— Reading passage —
┏━━
Mad Art by Mark Evanier (book review).

I’ve been meaning to read Mark Evanier’s book ‘Mad Art’ for some time now and finally pulled a copy earlier this year. In the introduction, Evanier points out that Harvey Kurtzman was spending longer time in story accuracy for the two war-based titles and a third title that took less time might at least get his wages up. Hence, a comedy comicbook title called ‘Mad’ in 1952. It didn’t become a magazine until later and that was to prevent Kurtzman being poached by ‘Playboy’ magazine’ and giving it a bigger status on the newsstands than in the comicbook racks.

Of course, that didn’t stop Kurtzman leaving and taking most of his team with him. It was left to Al Feldstein to bring in new people, called the Idiots, and made careers for all of them. Such is Mad history. Evanier also points out that as important as the writers are to ‘Mad’, this book is about the artists. He’s yet to write a book about the writers. Are we living in a windmill vane for that to happen? Me worried? Well, maybe a little for history’s sake.
┗━━
— Data block —
┏━━
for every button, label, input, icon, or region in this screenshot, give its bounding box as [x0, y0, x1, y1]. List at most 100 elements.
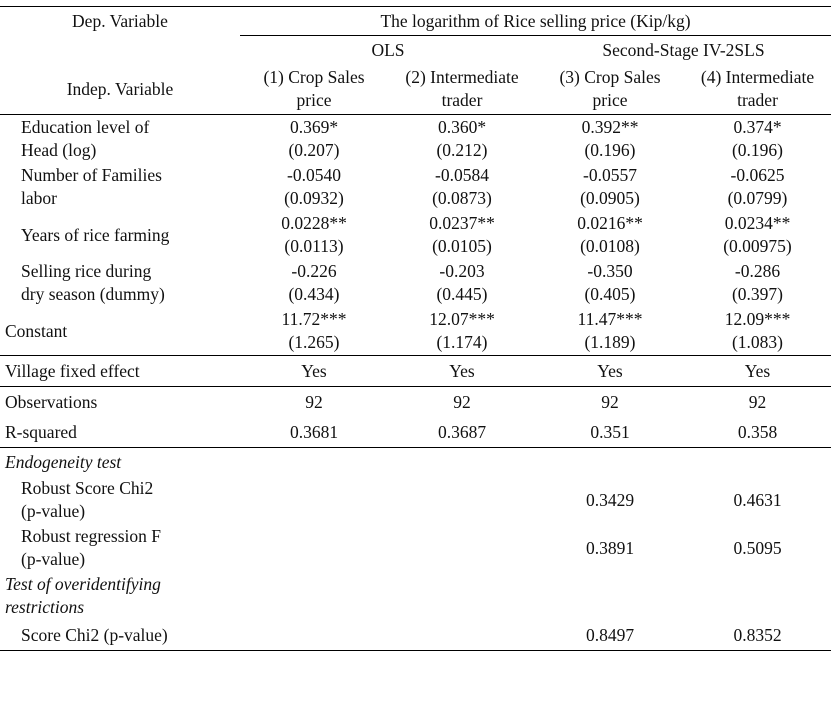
┗━━
— Exercise goal —
In the review of Mark Evanier's 'Mad Art', who brought in new people after Kurtzman left and took most of his team?

— Answer to this task —
Al Feldstein.